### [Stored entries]
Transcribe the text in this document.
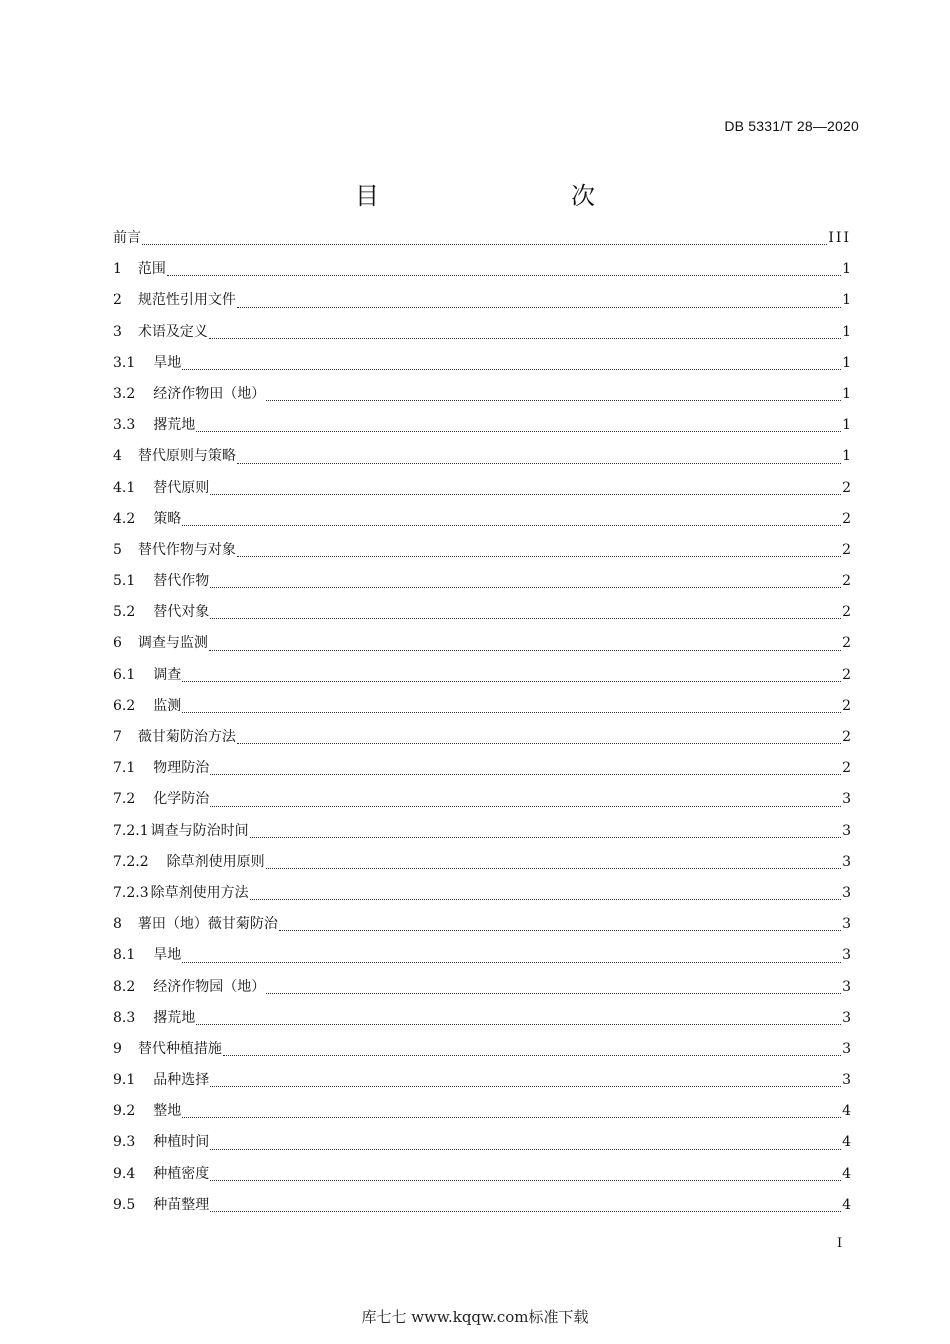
DB 5331/T 28—2020
目　　次
前言	III
1 范围	1
2 规范性引用文件	1
3 术语及定义	1
3.1 旱地	1
3.2 经济作物田（地）	1
3.3 撂荒地	1
4 替代原则与策略	1
4.1 替代原则	2
4.2 策略	2
5 替代作物与对象	2
5.1 替代作物	2
5.2 替代对象	2
6 调查与监测	2
6.1 调查	2
6.2 监测	2
7 薇甘菊防治方法	2
7.1 物理防治	2
7.2 化学防治	3
7.2.1 调查与防治时间	3
7.2.2 除草剂使用原则	3
7.2.3 除草剂使用方法	3
8 薯田（地）薇甘菊防治	3
8.1 旱地	3
8.2 经济作物园（地）	3
8.3 撂荒地	3
9 替代种植措施	3
9.1 品种选择	3
9.2 整地	4
9.3 种植时间	4
9.4 种植密度	4
9.5 种苗整理	4
I
库七七 www.kqqw.com标准下载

### [SHORT PROBLEM]
Reproduce the entries above word for word. Pictures stay out.

### [SOLUTION]
Transcribe the text in this document.
DB 5331/T 28—2020
目　　次
前言	III
1 范围	1
2 规范性引用文件	1
3 术语及定义	1
3.1 旱地	1
3.2 经济作物田（地）	1
3.3 撂荒地	1
4 替代原则与策略	1
4.1 替代原则	2
4.2 策略	2
5 替代作物与对象	2
5.1 替代作物	2
5.2 替代对象	2
6 调查与监测	2
6.1 调查	2
6.2 监测	2
7 薇甘菊防治方法	2
7.1 物理防治	2
7.2 化学防治	3
7.2.1 调查与防治时间	3
7.2.2 除草剂使用原则	3
7.2.3 除草剂使用方法	3
8 薯田（地）薇甘菊防治	3
8.1 旱地	3
8.2 经济作物园（地）	3
8.3 撂荒地	3
9 替代种植措施	3
9.1 品种选择	3
9.2 整地	4
9.3 种植时间	4
9.4 种植密度	4
9.5 种苗整理	4
I
库七七 www.kqqw.com标准下载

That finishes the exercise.